And now you move onto the task as the next base part.

{
    "$schema": "http://json-schema.org/draft-07/schema",
    "$id": "http://example.com/schemas/task.json",
    "type": "object",
    "title": "Task Schema",
    "description": "The root schema for a task.",
    "default": {},
    "additionalProperties": false,
    "examples": [
        {
            "id": 1,
            "task": "My First Task",
            "complete": false
        }
    ],
    "required": [
        "id",
        "task",
        "complete"
    ],
    "properties": {
        "id": {
            "$id": "#/properties/id",
            "type": "integer",
            "title": "ID",
            "description": "The ID for this task",
            "default": 0,
            "examples": [
                1
            ]
        },
        "task": {
            "$id": "#/properties/task",
            "type": "string",
            "title": "Task",
            "description": "What must be done for this task to be considered complete, or a summary thereof.",
            "default": "",
            "examples": [
                "My First Task",
                "Read the employee handbook"
            ]
        },
        "complete": {
            "$id": "#/properties/complete",
            "type": "boolean",
            "title": "Complete",
            "description": "Has this task been completed.",
            "default": false,
            "examples": [
                false,
                true
            ]
        }
    }
}

Feeling happy, you are about to hand over this list when re-reading the requirements, you realize that you must be able to identify who is assigned to which task, as well as what arbitrary data is associated with this task. To help define this, you decide to use a reverse engineering tool such as the one included in MySQL Workbench in order to get an idea of what the relationships should be visually before making the JSON.

Database Diagram

Upon quickly looking, you realize that this has a relationship that could cause infinite recursion in the JSON, as tasks could belong to a person, or people could belong to a task. In addition, you start looking through the Arbitrary_Data_Type_ID values, and see things such as Length, Lgth, Time Taken, Time to Completion, Time To Completion B, all of which have an Extended_Description of The time it took to complete this task.

After taking a moment to bang your head against the wall compose yourself, it has become obvious that you could simply complete the requirement as quickly as possible to look good on the metrics and let the outside world just deal with the huge amount of types and looping through them all of the time, or you could have some meetings to discuss things internally before meeting with the client.

Before doing anything else though, you decide that it is possible to do something to avoid the infinite recursion and so decide to focus on that first.

{
    "$schema": "http://json-schema.org/draft-07/schema",
    "$id": "http://example.com/schemas/task-with-people.json",
    "type": "object",
    "title": "Task Schema with people",
    "description": "The root schema for a task that has people.",
    "all-of": ["http://example.com/schemas/task.json"],
    "default": {},
    "examples": [
        {
            "id": 1,
            "task": "My First Task",
            "complete": false,
            "people": [{
              "id": 1,
              "first_name": "Bob",
              "last_name": "Jones"

Layout element entries:
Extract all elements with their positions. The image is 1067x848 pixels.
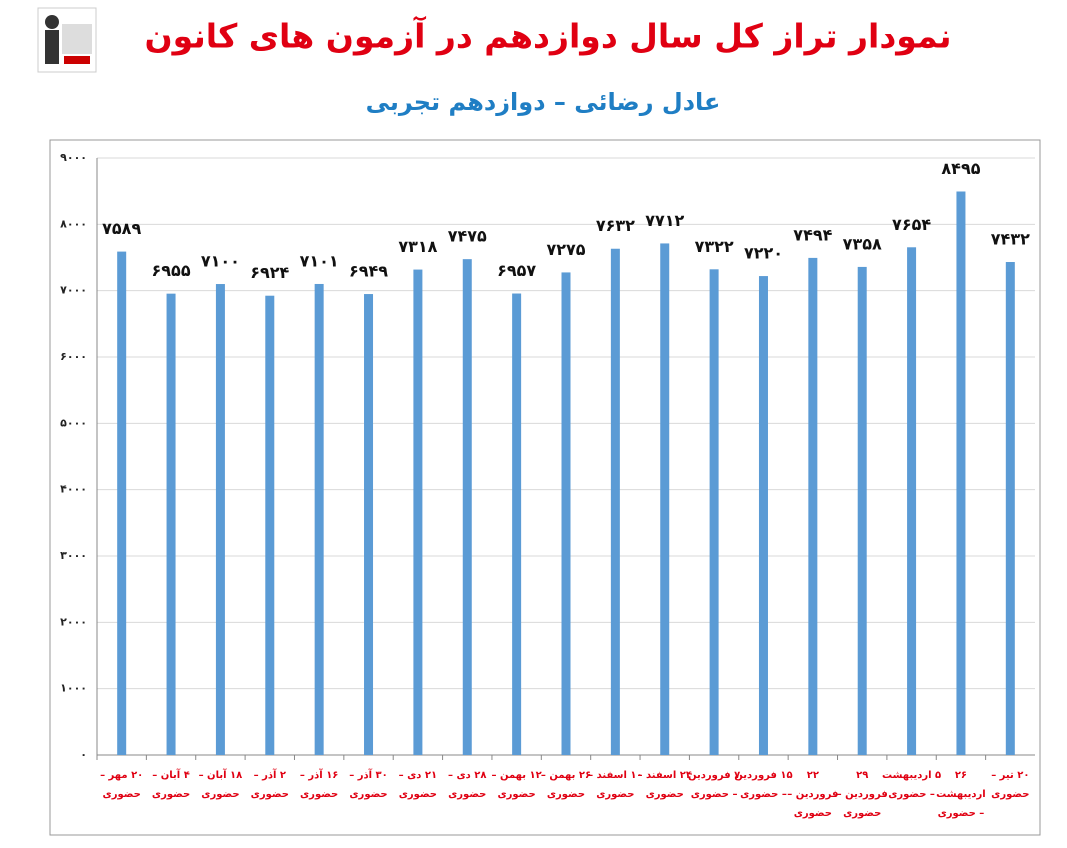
bar <box>364 294 374 755</box>
data-label: ۶۹۵۵ <box>152 261 191 280</box>
y-tick-label: ۹۰۰۰ <box>60 151 87 164</box>
bar <box>857 266 867 755</box>
bar <box>709 269 719 755</box>
data-label: ۷۲۲۰ <box>744 244 783 263</box>
bar <box>956 191 966 755</box>
x-tick-label: حضوری <box>103 789 141 800</box>
y-tick-label: ۰ <box>80 748 87 761</box>
bar <box>1005 262 1015 755</box>
bar <box>907 247 917 755</box>
x-tick-label: ۲۶ بهمن – <box>541 770 591 781</box>
bar <box>660 243 670 756</box>
data-label: ۷۴۷۵ <box>448 227 487 246</box>
y-tick-label: ۷۰۰۰ <box>60 284 87 297</box>
bar <box>610 248 620 755</box>
bar <box>314 283 324 755</box>
x-tick-label: ۳۰ آذر – <box>349 768 388 781</box>
bar <box>462 259 472 755</box>
x-tick-label: حضوری <box>596 789 634 800</box>
y-tick-label: ۲۰۰۰ <box>60 615 87 628</box>
x-tick-label: حضوری <box>991 789 1029 800</box>
x-tick-label: حضوری <box>152 789 190 800</box>
x-tick-label: حضوری <box>497 789 535 800</box>
data-label: ۷۳۱۸ <box>398 237 437 256</box>
chart-frame <box>49 139 1041 836</box>
x-tick-label: ۲۸ دی – <box>448 770 486 781</box>
x-tick-label: فروردین – <box>837 789 888 800</box>
bar <box>117 251 127 756</box>
x-tick-label: – حضوری <box>888 789 935 800</box>
x-tick-label: ۲۲ <box>807 770 819 781</box>
bar <box>166 293 176 755</box>
data-label: ۷۱۰۱ <box>300 251 339 270</box>
data-label: ۶۹۵۷ <box>497 261 536 280</box>
x-tick-label: ۲۰ مهر – <box>100 770 143 781</box>
data-label: ۷۴۳۲ <box>991 230 1030 249</box>
data-label: ۸۴۹۵ <box>941 159 980 178</box>
x-tick-label: حضوری <box>201 789 239 800</box>
x-tick-label: ۲ آذر – <box>254 768 286 781</box>
x-tick-label: حضوری <box>300 789 338 800</box>
data-label: ۶۹۴۹ <box>349 262 388 281</box>
x-tick-label: حضوری <box>349 789 387 800</box>
data-label: ۷۶۳۲ <box>596 216 635 235</box>
x-tick-label: حضوری <box>251 789 289 800</box>
x-tick-label: – حضوری <box>691 789 738 800</box>
x-tick-label: ۱۲ بهمن – <box>492 770 542 781</box>
chart-subtitle: عادل رضائی – دوازدهم تجربی <box>366 88 721 116</box>
bar <box>215 284 225 755</box>
x-tick-label: ۲۱ دی – <box>399 770 437 781</box>
bar <box>758 276 768 755</box>
data-label: ۷۷۱۲ <box>645 211 684 230</box>
bar <box>265 295 275 755</box>
bar <box>808 257 818 755</box>
bar <box>561 272 571 755</box>
bar <box>512 293 522 755</box>
x-tick-label: ۱۰ اسفند – <box>588 770 643 781</box>
data-label: ۷۳۵۸ <box>843 234 882 253</box>
x-tick-label: ۷ فروردین <box>688 770 740 781</box>
logo <box>37 7 97 73</box>
x-tick-label: حضوری <box>547 789 585 800</box>
x-tick-label: اردیبهشت <box>936 789 986 800</box>
x-tick-label: ۱۵ فروردین <box>734 770 792 781</box>
x-tick-label: حضوری <box>448 789 486 800</box>
x-tick-label: ۱۶ آذر – <box>300 768 339 781</box>
x-tick-label: ۲۹ <box>856 770 868 781</box>
y-tick-label: ۴۰۰۰ <box>60 483 87 496</box>
x-tick-label: حضوری <box>399 789 437 800</box>
x-tick-label: ۵ اردیبهشت <box>882 770 941 781</box>
x-tick-label: ۲۴ اسفند – <box>637 770 692 781</box>
data-label: ۷۵۸۹ <box>102 219 141 238</box>
y-tick-label: ۶۰۰۰ <box>60 350 87 363</box>
data-label: ۷۴۹۴ <box>793 225 832 244</box>
y-tick-label: ۸۰۰۰ <box>60 217 87 230</box>
x-tick-label: ۱۸ آبان – <box>199 768 243 781</box>
x-tick-label: ۲۶ <box>955 770 967 781</box>
data-label: ۶۹۲۴ <box>250 263 289 282</box>
x-tick-label: حضوری <box>794 808 832 819</box>
chart-title: نمودار تراز کل سال دوازدهم در آزمون های … <box>144 16 951 57</box>
data-label: ۷۳۲۲ <box>695 237 734 256</box>
y-tick-label: ۵۰۰۰ <box>60 416 87 429</box>
data-label: ۷۶۵۴ <box>892 215 931 234</box>
x-tick-label: ۴ آبان – <box>152 768 190 781</box>
x-tick-label: – حضوری <box>740 789 787 800</box>
x-tick-label: ۲۰ تیر – <box>991 770 1029 781</box>
y-tick-label: ۳۰۰۰ <box>60 549 87 562</box>
y-tick-label: ۱۰۰۰ <box>60 682 87 695</box>
x-tick-label: حضوری <box>646 789 684 800</box>
x-tick-label: حضوری <box>843 808 881 819</box>
data-label: ۷۲۷۵ <box>546 240 585 259</box>
x-tick-label: – حضوری <box>938 808 985 819</box>
bar <box>413 269 423 755</box>
data-label: ۷۱۰۰ <box>201 252 240 271</box>
x-tick-label: فروردین – <box>787 789 838 800</box>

> _COMPLETE THE FOLLOWING_
(A) Answer these questions from the task schema article:
(i) What type does the first schema give for the "complete" property?
(ii) Which tool includes the reverse engineering tool that the article mentions?
(iii) What Extended_Description is shared by the Arbitrary_Data_Type_ID values that the article names?
(B) List every Arbitrary_Data_Type_ID value named in the task schema article.

> _RESPONSES PER TASK_
(A)
(i) boolean
(ii) MySQL Workbench
(iii) The time it took to complete this task.

(B) Length, Lgth, Time Taken, Time to Completion, Time To Completion B